Entries taken from a collection
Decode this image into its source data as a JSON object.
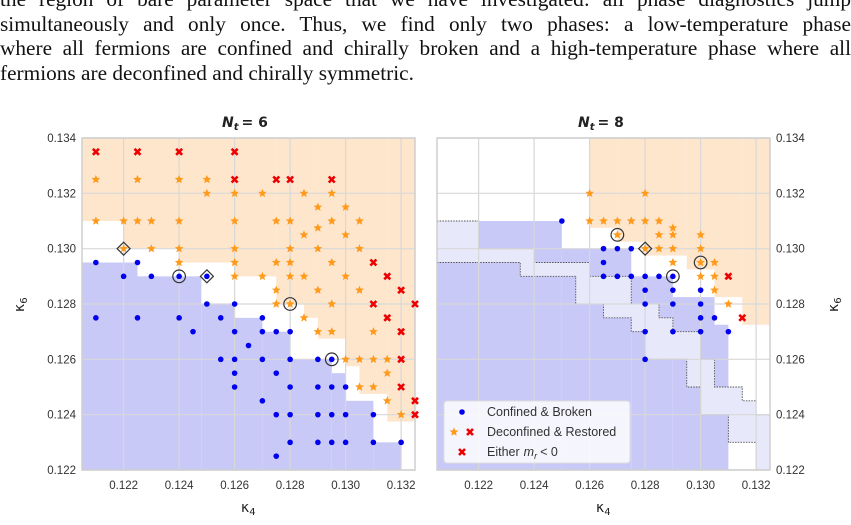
{
  "paragraph": {
    "lines": [
      "the region of bare parameter space that we have investigated: all phase diagnostics jump",
      "simultaneously and only once.  Thus, we find only two phases: a low-temperature phase",
      "where all fermions are confined and chirally broken and a high-temperature phase where all",
      "fermions are deconfined and chirally symmetric."
    ]
  },
  "colors": {
    "confined": "#0000ee",
    "deconfined": "#ff9a1a",
    "either": "#ee0000",
    "confined_region": "#c9c9f8",
    "deconfined_region": "#fee6cd",
    "uncertain_band": "#e8e8fb",
    "grid": "#d8d8d8"
  },
  "legend": {
    "confined": "Confined & Broken",
    "deconfined": "Deconfined & Restored",
    "either": {
      "prefix": "Either",
      "var": "m",
      "sub": "r",
      "suffix": "< 0"
    }
  },
  "chart_data": [
    {
      "type": "scatter",
      "title": {
        "var": "N",
        "sub": "t",
        "rest": "= 6"
      },
      "xlabel": {
        "sym": "κ",
        "sub": "4"
      },
      "ylabel": {
        "sym": "κ",
        "sub": "6"
      },
      "xlim": [
        0.1205,
        0.1325
      ],
      "ylim": [
        0.122,
        0.134
      ],
      "xticks": [
        "0.122",
        "0.124",
        "0.126",
        "0.128",
        "0.130",
        "0.132"
      ],
      "yticks": [
        "0.122",
        "0.124",
        "0.126",
        "0.128",
        "0.130",
        "0.132",
        "0.134"
      ],
      "grid": true,
      "confined_region_top": [
        [
          0.1205,
          0.1225,
          0.1295
        ],
        [
          0.1225,
          0.1248,
          0.129
        ],
        [
          0.1248,
          0.126,
          0.128
        ],
        [
          0.126,
          0.127,
          0.1275
        ],
        [
          0.127,
          0.128,
          0.127
        ],
        [
          0.128,
          0.1295,
          0.126
        ],
        [
          0.1295,
          0.13,
          0.1255
        ],
        [
          0.13,
          0.131,
          0.1245
        ],
        [
          0.131,
          0.132,
          0.123
        ]
      ],
      "deconfined_region_bottom": [
        [
          0.1205,
          0.122,
          0.131
        ],
        [
          0.122,
          0.124,
          0.13
        ],
        [
          0.124,
          0.126,
          0.1295
        ],
        [
          0.126,
          0.1275,
          0.129
        ],
        [
          0.1275,
          0.1285,
          0.128
        ],
        [
          0.1285,
          0.129,
          0.1275
        ],
        [
          0.129,
          0.13,
          0.12675
        ],
        [
          0.13,
          0.1305,
          0.12575
        ],
        [
          0.1305,
          0.1315,
          0.12475
        ],
        [
          0.1315,
          0.1325,
          0.12375
        ]
      ],
      "series": [
        {
          "name": "Confined & Broken",
          "marker": "dot",
          "points": [
            [
              0.121,
              0.1295
            ],
            [
              0.1225,
              0.1295
            ],
            [
              0.122,
              0.129
            ],
            [
              0.123,
              0.129
            ],
            [
              0.124,
              0.129
            ],
            [
              0.125,
              0.129
            ],
            [
              0.125,
              0.128
            ],
            [
              0.126,
              0.128
            ],
            [
              0.121,
              0.1275
            ],
            [
              0.1225,
              0.1275
            ],
            [
              0.124,
              0.1275
            ],
            [
              0.1255,
              0.1275
            ],
            [
              0.127,
              0.1275
            ],
            [
              0.1245,
              0.127
            ],
            [
              0.126,
              0.127
            ],
            [
              0.127,
              0.127
            ],
            [
              0.1275,
              0.127
            ],
            [
              0.128,
              0.127
            ],
            [
              0.1265,
              0.1265
            ],
            [
              0.1255,
              0.126
            ],
            [
              0.126,
              0.126
            ],
            [
              0.127,
              0.126
            ],
            [
              0.128,
              0.126
            ],
            [
              0.129,
              0.126
            ],
            [
              0.1295,
              0.126
            ],
            [
              0.126,
              0.1255
            ],
            [
              0.1275,
              0.1255
            ],
            [
              0.126,
              0.125
            ],
            [
              0.128,
              0.125
            ],
            [
              0.129,
              0.125
            ],
            [
              0.1295,
              0.125
            ],
            [
              0.13,
              0.125
            ],
            [
              0.127,
              0.1245
            ],
            [
              0.1275,
              0.124
            ],
            [
              0.128,
              0.124
            ],
            [
              0.129,
              0.124
            ],
            [
              0.1295,
              0.124
            ],
            [
              0.13,
              0.124
            ],
            [
              0.131,
              0.124
            ],
            [
              0.128,
              0.123
            ],
            [
              0.129,
              0.123
            ],
            [
              0.1295,
              0.123
            ],
            [
              0.13,
              0.123
            ],
            [
              0.131,
              0.123
            ],
            [
              0.132,
              0.123
            ],
            [
              0.1275,
              0.1225
            ]
          ]
        },
        {
          "name": "Deconfined & Restored",
          "marker": "star",
          "points": [
            [
              0.121,
              0.1325
            ],
            [
              0.1225,
              0.1325
            ],
            [
              0.124,
              0.1325
            ],
            [
              0.125,
              0.1325
            ],
            [
              0.125,
              0.132
            ],
            [
              0.126,
              0.132
            ],
            [
              0.127,
              0.132
            ],
            [
              0.1285,
              0.132
            ],
            [
              0.1295,
              0.132
            ],
            [
              0.129,
              0.1315
            ],
            [
              0.13,
              0.1315
            ],
            [
              0.121,
              0.131
            ],
            [
              0.122,
              0.131
            ],
            [
              0.1225,
              0.131
            ],
            [
              0.123,
              0.131
            ],
            [
              0.124,
              0.131
            ],
            [
              0.126,
              0.131
            ],
            [
              0.1275,
              0.131
            ],
            [
              0.128,
              0.131
            ],
            [
              0.1295,
              0.131
            ],
            [
              0.1305,
              0.131
            ],
            [
              0.129,
              0.13075
            ],
            [
              0.1285,
              0.1305
            ],
            [
              0.13,
              0.1305
            ],
            [
              0.122,
              0.13
            ],
            [
              0.123,
              0.13
            ],
            [
              0.124,
              0.13
            ],
            [
              0.126,
              0.13
            ],
            [
              0.128,
              0.13
            ],
            [
              0.129,
              0.13
            ],
            [
              0.1305,
              0.13
            ],
            [
              0.124,
              0.1295
            ],
            [
              0.126,
              0.1295
            ],
            [
              0.1275,
              0.1295
            ],
            [
              0.128,
              0.1295
            ],
            [
              0.1295,
              0.1295
            ],
            [
              0.126,
              0.129
            ],
            [
              0.127,
              0.129
            ],
            [
              0.128,
              0.129
            ],
            [
              0.1285,
              0.129
            ],
            [
              0.13,
              0.129
            ],
            [
              0.1275,
              0.1285
            ],
            [
              0.129,
              0.1285
            ],
            [
              0.1305,
              0.1285
            ],
            [
              0.1275,
              0.128
            ],
            [
              0.128,
              0.128
            ],
            [
              0.1295,
              0.128
            ],
            [
              0.1285,
              0.1275
            ],
            [
              0.129,
              0.127
            ],
            [
              0.1295,
              0.127
            ],
            [
              0.131,
              0.127
            ],
            [
              0.13,
              0.126
            ],
            [
              0.1305,
              0.126
            ],
            [
              0.131,
              0.126
            ],
            [
              0.1315,
              0.126
            ],
            [
              0.1315,
              0.1255
            ],
            [
              0.1305,
              0.125
            ],
            [
              0.131,
              0.125
            ],
            [
              0.1315,
              0.1245
            ],
            [
              0.132,
              0.124
            ]
          ]
        },
        {
          "name": "Either m_r < 0",
          "marker": "x",
          "points": [
            [
              0.121,
              0.1335
            ],
            [
              0.1225,
              0.1335
            ],
            [
              0.124,
              0.1335
            ],
            [
              0.126,
              0.1335
            ],
            [
              0.126,
              0.1325
            ],
            [
              0.1275,
              0.1325
            ],
            [
              0.128,
              0.1325
            ],
            [
              0.1295,
              0.1325
            ],
            [
              0.131,
              0.1295
            ],
            [
              0.1315,
              0.129
            ],
            [
              0.132,
              0.1285
            ],
            [
              0.131,
              0.128
            ],
            [
              0.1325,
              0.128
            ],
            [
              0.1315,
              0.1275
            ],
            [
              0.132,
              0.127
            ],
            [
              0.132,
              0.126
            ],
            [
              0.132,
              0.125
            ],
            [
              0.1325,
              0.1245
            ],
            [
              0.1325,
              0.124
            ]
          ]
        }
      ],
      "circled": [
        [
          0.124,
          0.129
        ],
        [
          0.128,
          0.128
        ],
        [
          0.1295,
          0.126
        ]
      ],
      "diamond": [
        [
          0.122,
          0.13
        ],
        [
          0.125,
          0.129
        ]
      ]
    },
    {
      "type": "scatter",
      "title": {
        "var": "N",
        "sub": "t",
        "rest": "= 8"
      },
      "xlabel": {
        "sym": "κ",
        "sub": "4"
      },
      "ylabel": {
        "sym": "κ",
        "sub": "6"
      },
      "xlim": [
        0.1205,
        0.1325
      ],
      "ylim": [
        0.122,
        0.134
      ],
      "xticks": [
        "0.122",
        "0.124",
        "0.126",
        "0.128",
        "0.130",
        "0.132"
      ],
      "yticks": [
        "0.122",
        "0.124",
        "0.126",
        "0.128",
        "0.130",
        "0.132",
        "0.134"
      ],
      "grid": true,
      "legend_position": "lower-left",
      "confined_region_top": [
        [
          0.1205,
          0.122,
          0.1295
        ],
        [
          0.122,
          0.125,
          0.131
        ],
        [
          0.125,
          0.1275,
          0.13
        ],
        [
          0.1275,
          0.129,
          0.129
        ],
        [
          0.129,
          0.1305,
          0.12825
        ],
        [
          0.1305,
          0.131,
          0.12725
        ]
      ],
      "deconfined_region_bottom": [
        [
          0.126,
          0.127,
          0.13075
        ],
        [
          0.127,
          0.128,
          0.13025
        ],
        [
          0.128,
          0.1295,
          0.12975
        ],
        [
          0.1295,
          0.1305,
          0.12925
        ],
        [
          0.1305,
          0.1315,
          0.12825
        ],
        [
          0.1315,
          0.1325,
          0.12725
        ]
      ],
      "band_upper": [
        [
          0.1205,
          0.122,
          0.131
        ],
        [
          0.122,
          0.124,
          0.13
        ],
        [
          0.124,
          0.126,
          0.1295
        ],
        [
          0.126,
          0.1275,
          0.129
        ],
        [
          0.1275,
          0.1285,
          0.128
        ],
        [
          0.1285,
          0.129,
          0.1275
        ],
        [
          0.129,
          0.13,
          0.127
        ],
        [
          0.13,
          0.1305,
          0.126
        ],
        [
          0.1305,
          0.1315,
          0.125
        ],
        [
          0.1315,
          0.132,
          0.1245
        ],
        [
          0.132,
          0.1325,
          0.124
        ]
      ],
      "band_lower": [
        [
          0.1205,
          0.1235,
          0.1295
        ],
        [
          0.1235,
          0.1255,
          0.129
        ],
        [
          0.1255,
          0.1265,
          0.128
        ],
        [
          0.1265,
          0.1275,
          0.1275
        ],
        [
          0.1275,
          0.128,
          0.127
        ],
        [
          0.128,
          0.1295,
          0.126
        ],
        [
          0.1295,
          0.13,
          0.125
        ],
        [
          0.13,
          0.131,
          0.124
        ],
        [
          0.131,
          0.132,
          0.123
        ],
        [
          0.132,
          0.1325,
          0.122
        ]
      ],
      "series": [
        {
          "name": "Confined & Broken",
          "marker": "dot",
          "points": [
            [
              0.125,
              0.131
            ],
            [
              0.1265,
              0.13
            ],
            [
              0.127,
              0.13
            ],
            [
              0.1275,
              0.13
            ],
            [
              0.1265,
              0.1295
            ],
            [
              0.1265,
              0.129
            ],
            [
              0.127,
              0.129
            ],
            [
              0.1275,
              0.129
            ],
            [
              0.128,
              0.129
            ],
            [
              0.1285,
              0.129
            ],
            [
              0.129,
              0.129
            ],
            [
              0.128,
              0.1285
            ],
            [
              0.129,
              0.1285
            ],
            [
              0.13,
              0.1285
            ],
            [
              0.128,
              0.128
            ],
            [
              0.129,
              0.128
            ],
            [
              0.13,
              0.128
            ],
            [
              0.13,
              0.1275
            ],
            [
              0.1305,
              0.1275
            ],
            [
              0.128,
              0.127
            ],
            [
              0.129,
              0.127
            ],
            [
              0.13,
              0.127
            ],
            [
              0.131,
              0.127
            ],
            [
              0.128,
              0.126
            ]
          ]
        },
        {
          "name": "Deconfined & Restored",
          "marker": "star",
          "points": [
            [
              0.126,
              0.132
            ],
            [
              0.128,
              0.132
            ],
            [
              0.126,
              0.131
            ],
            [
              0.1265,
              0.131
            ],
            [
              0.127,
              0.131
            ],
            [
              0.1275,
              0.131
            ],
            [
              0.128,
              0.131
            ],
            [
              0.1285,
              0.131
            ],
            [
              0.129,
              0.13075
            ],
            [
              0.127,
              0.1305
            ],
            [
              0.1285,
              0.1305
            ],
            [
              0.129,
              0.1305
            ],
            [
              0.13,
              0.1305
            ],
            [
              0.128,
              0.13
            ],
            [
              0.1285,
              0.13
            ],
            [
              0.129,
              0.13
            ],
            [
              0.13,
              0.13
            ],
            [
              0.129,
              0.1295
            ],
            [
              0.13,
              0.1295
            ],
            [
              0.1305,
              0.1295
            ],
            [
              0.13,
              0.129
            ],
            [
              0.1305,
              0.129
            ],
            [
              0.1305,
              0.1285
            ],
            [
              0.131,
              0.128
            ]
          ]
        },
        {
          "name": "Either m_r < 0",
          "marker": "x",
          "points": [
            [
              0.131,
              0.129
            ],
            [
              0.1315,
              0.1275
            ]
          ]
        }
      ],
      "circled": [
        [
          0.127,
          0.1305
        ],
        [
          0.13,
          0.1295
        ],
        [
          0.129,
          0.129
        ]
      ],
      "diamond": [
        [
          0.128,
          0.13
        ]
      ]
    }
  ]
}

§ WHAT THE EXERCISE ASKS: Copy every line in the records above that contains the word "phase".

§ ANSWER FOR THE TASK:
      "the region of bare parameter space that we have investigated: all phase diagnostics jump",
      "simultaneously and only once.  Thus, we find only two phases: a low-temperature phase",
      "where all fermions are confined and chirally broken and a high-temperature phase where all",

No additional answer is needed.